* _Written request_: Return the full material exactly.

[START]

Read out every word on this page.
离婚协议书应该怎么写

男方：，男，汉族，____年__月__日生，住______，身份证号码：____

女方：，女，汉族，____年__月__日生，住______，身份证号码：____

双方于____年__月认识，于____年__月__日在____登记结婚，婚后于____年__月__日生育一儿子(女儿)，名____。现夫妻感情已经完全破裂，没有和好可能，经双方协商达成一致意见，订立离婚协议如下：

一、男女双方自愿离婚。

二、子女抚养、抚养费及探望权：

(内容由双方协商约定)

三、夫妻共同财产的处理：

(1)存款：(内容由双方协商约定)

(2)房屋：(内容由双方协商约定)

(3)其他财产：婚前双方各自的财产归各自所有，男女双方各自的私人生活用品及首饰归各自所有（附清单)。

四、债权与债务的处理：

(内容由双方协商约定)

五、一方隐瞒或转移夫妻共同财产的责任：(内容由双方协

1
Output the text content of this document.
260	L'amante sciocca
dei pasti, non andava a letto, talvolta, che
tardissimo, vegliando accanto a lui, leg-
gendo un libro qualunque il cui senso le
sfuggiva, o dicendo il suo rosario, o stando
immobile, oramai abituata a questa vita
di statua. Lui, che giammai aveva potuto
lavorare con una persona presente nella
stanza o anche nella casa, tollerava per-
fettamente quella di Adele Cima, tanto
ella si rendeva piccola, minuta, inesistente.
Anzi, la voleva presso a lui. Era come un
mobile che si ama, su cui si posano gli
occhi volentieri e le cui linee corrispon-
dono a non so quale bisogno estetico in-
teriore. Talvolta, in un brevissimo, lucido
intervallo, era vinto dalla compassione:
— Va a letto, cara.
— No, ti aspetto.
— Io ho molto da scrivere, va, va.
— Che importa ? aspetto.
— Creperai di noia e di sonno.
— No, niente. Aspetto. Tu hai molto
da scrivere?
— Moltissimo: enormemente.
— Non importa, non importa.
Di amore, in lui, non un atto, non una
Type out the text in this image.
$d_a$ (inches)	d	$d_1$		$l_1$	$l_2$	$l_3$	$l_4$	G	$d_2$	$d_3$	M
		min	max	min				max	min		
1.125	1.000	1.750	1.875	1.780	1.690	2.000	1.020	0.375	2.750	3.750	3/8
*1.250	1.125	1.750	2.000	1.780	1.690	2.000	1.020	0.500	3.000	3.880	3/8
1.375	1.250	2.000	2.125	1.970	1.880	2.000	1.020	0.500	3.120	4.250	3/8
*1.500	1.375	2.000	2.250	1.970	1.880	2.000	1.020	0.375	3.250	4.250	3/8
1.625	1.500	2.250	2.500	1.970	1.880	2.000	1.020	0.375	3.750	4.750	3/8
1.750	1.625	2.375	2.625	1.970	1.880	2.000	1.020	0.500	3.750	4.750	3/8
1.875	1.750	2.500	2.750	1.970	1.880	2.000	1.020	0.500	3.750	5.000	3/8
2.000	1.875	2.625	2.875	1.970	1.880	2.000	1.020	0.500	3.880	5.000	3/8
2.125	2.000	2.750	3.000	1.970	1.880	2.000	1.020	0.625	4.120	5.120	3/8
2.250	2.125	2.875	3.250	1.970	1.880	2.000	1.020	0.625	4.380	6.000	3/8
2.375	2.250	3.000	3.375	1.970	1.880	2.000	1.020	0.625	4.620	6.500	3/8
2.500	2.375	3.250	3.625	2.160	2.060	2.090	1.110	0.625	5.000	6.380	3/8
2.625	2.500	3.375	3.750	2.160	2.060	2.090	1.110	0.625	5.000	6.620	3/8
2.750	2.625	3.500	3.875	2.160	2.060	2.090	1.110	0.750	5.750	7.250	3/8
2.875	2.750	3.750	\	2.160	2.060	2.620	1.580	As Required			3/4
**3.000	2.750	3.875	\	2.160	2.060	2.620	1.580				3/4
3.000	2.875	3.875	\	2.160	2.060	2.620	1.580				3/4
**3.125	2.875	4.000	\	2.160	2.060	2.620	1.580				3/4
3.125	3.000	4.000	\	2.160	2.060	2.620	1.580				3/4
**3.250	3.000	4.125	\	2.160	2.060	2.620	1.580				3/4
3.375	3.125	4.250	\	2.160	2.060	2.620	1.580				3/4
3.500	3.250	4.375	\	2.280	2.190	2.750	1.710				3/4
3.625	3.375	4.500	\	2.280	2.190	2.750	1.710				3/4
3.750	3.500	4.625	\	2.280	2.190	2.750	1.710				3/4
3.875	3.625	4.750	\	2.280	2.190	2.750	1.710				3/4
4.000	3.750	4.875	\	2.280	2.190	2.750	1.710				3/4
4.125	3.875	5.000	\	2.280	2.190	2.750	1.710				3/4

[END]

* _Written solution_:
Read out every word on this page.
离婚协议书应该怎么写

男方：，男，汉族，____年__月__日生，住______，身份证号码：____

女方：，女，汉族，____年__月__日生，住______，身份证号码：____

双方于____年__月认识，于____年__月__日在____登记结婚，婚后于____年__月__日生育一儿子(女儿)，名____。现夫妻感情已经完全破裂，没有和好可能，经双方协商达成一致意见，订立离婚协议如下：

一、男女双方自愿离婚。

二、子女抚养、抚养费及探望权：

(内容由双方协商约定)

三、夫妻共同财产的处理：

(1)存款：(内容由双方协商约定)

(2)房屋：(内容由双方协商约定)

(3)其他财产：婚前双方各自的财产归各自所有，男女双方各自的私人生活用品及首饰归各自所有（附清单)。

四、债权与债务的处理：

(内容由双方协商约定)

五、一方隐瞒或转移夫妻共同财产的责任：(内容由双方协

1
Output the text content of this document.
260	L'amante sciocca
dei pasti, non andava a letto, talvolta, che
tardissimo, vegliando accanto a lui, leg-
gendo un libro qualunque il cui senso le
sfuggiva, o dicendo il suo rosario, o stando
immobile, oramai abituata a questa vita
di statua. Lui, che giammai aveva potuto
lavorare con una persona presente nella
stanza o anche nella casa, tollerava per-
fettamente quella di Adele Cima, tanto
ella si rendeva piccola, minuta, inesistente.
Anzi, la voleva presso a lui. Era come un
mobile che si ama, su cui si posano gli
occhi volentieri e le cui linee corrispon-
dono a non so quale bisogno estetico in-
teriore. Talvolta, in un brevissimo, lucido
intervallo, era vinto dalla compassione:
— Va a letto, cara.
— No, ti aspetto.
— Io ho molto da scrivere, va, va.
— Che importa ? aspetto.
— Creperai di noia e di sonno.
— No, niente. Aspetto. Tu hai molto
da scrivere?
— Moltissimo: enormemente.
— Non importa, non importa.
Di amore, in lui, non un atto, non una
Type out the text in this image.
$d_a$ (inches)	d	$d_1$		$l_1$	$l_2$	$l_3$	$l_4$	G	$d_2$	$d_3$	M
		min	max	min				max	min		
1.125	1.000	1.750	1.875	1.780	1.690	2.000	1.020	0.375	2.750	3.750	3/8
*1.250	1.125	1.750	2.000	1.780	1.690	2.000	1.020	0.500	3.000	3.880	3/8
1.375	1.250	2.000	2.125	1.970	1.880	2.000	1.020	0.500	3.120	4.250	3/8
*1.500	1.375	2.000	2.250	1.970	1.880	2.000	1.020	0.375	3.250	4.250	3/8
1.625	1.500	2.250	2.500	1.970	1.880	2.000	1.020	0.375	3.750	4.750	3/8
1.750	1.625	2.375	2.625	1.970	1.880	2.000	1.020	0.500	3.750	4.750	3/8
1.875	1.750	2.500	2.750	1.970	1.880	2.000	1.020	0.500	3.750	5.000	3/8
2.000	1.875	2.625	2.875	1.970	1.880	2.000	1.020	0.500	3.880	5.000	3/8
2.125	2.000	2.750	3.000	1.970	1.880	2.000	1.020	0.625	4.120	5.120	3/8
2.250	2.125	2.875	3.250	1.970	1.880	2.000	1.020	0.625	4.380	6.000	3/8
2.375	2.250	3.000	3.375	1.970	1.880	2.000	1.020	0.625	4.620	6.500	3/8
2.500	2.375	3.250	3.625	2.160	2.060	2.090	1.110	0.625	5.000	6.380	3/8
2.625	2.500	3.375	3.750	2.160	2.060	2.090	1.110	0.625	5.000	6.620	3/8
2.750	2.625	3.500	3.875	2.160	2.060	2.090	1.110	0.750	5.750	7.250	3/8
2.875	2.750	3.750	\	2.160	2.060	2.620	1.580	As Required			3/4
**3.000	2.750	3.875	\	2.160	2.060	2.620	1.580				3/4
3.000	2.875	3.875	\	2.160	2.060	2.620	1.580				3/4
**3.125	2.875	4.000	\	2.160	2.060	2.620	1.580				3/4
3.125	3.000	4.000	\	2.160	2.060	2.620	1.580				3/4
**3.250	3.000	4.125	\	2.160	2.060	2.620	1.580				3/4
3.375	3.125	4.250	\	2.160	2.060	2.620	1.580				3/4
3.500	3.250	4.375	\	2.280	2.190	2.750	1.710				3/4
3.625	3.375	4.500	\	2.280	2.190	2.750	1.710				3/4
3.750	3.500	4.625	\	2.280	2.190	2.750	1.710				3/4
3.875	3.625	4.750	\	2.280	2.190	2.750	1.710				3/4
4.000	3.750	4.875	\	2.280	2.190	2.750	1.710				3/4
4.125	3.875	5.000	\	2.280	2.190	2.750	1.710				3/4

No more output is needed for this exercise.